# GOAL
Write out the listing beneath this instruction in its entirety, exactly as it reads.

Dataset records
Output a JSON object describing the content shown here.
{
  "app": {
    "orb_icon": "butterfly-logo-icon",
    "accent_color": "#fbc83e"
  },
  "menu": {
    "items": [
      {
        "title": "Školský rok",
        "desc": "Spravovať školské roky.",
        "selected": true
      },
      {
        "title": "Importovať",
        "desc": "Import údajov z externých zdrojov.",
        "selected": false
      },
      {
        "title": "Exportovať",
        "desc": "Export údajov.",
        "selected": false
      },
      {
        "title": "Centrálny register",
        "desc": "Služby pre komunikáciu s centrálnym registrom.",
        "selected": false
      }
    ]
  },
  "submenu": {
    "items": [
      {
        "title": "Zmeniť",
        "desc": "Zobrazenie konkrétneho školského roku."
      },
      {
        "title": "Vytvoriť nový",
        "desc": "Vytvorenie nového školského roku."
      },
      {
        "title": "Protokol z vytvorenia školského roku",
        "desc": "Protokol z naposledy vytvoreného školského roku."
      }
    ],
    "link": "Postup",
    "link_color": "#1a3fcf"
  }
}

# WRITTEN REPLY
Output a JSON object describing the content shown here.
{
  "app": {
    "orb_icon": "butterfly-logo-icon",
    "accent_color": "#fbc83e"
  },
  "menu": {
    "items": [
      {
        "title": "Školský rok",
        "desc": "Spravovať školské roky.",
        "selected": true
      },
      {
        "title": "Importovať",
        "desc": "Import údajov z externých zdrojov.",
        "selected": false
      },
      {
        "title": "Exportovať",
        "desc": "Export údajov.",
        "selected": false
      },
      {
        "title": "Centrálny register",
        "desc": "Služby pre komunikáciu s centrálnym registrom.",
        "selected": false
      }
    ]
  },
  "submenu": {
    "items": [
      {
        "title": "Zmeniť",
        "desc": "Zobrazenie konkrétneho školského roku."
      },
      {
        "title": "Vytvoriť nový",
        "desc": "Vytvorenie nového školského roku."
      },
      {
        "title": "Protokol z vytvorenia školského roku",
        "desc": "Protokol z naposledy vytvoreného školského roku."
      }
    ],
    "link": "Postup",
    "link_color": "#1a3fcf"
  }
}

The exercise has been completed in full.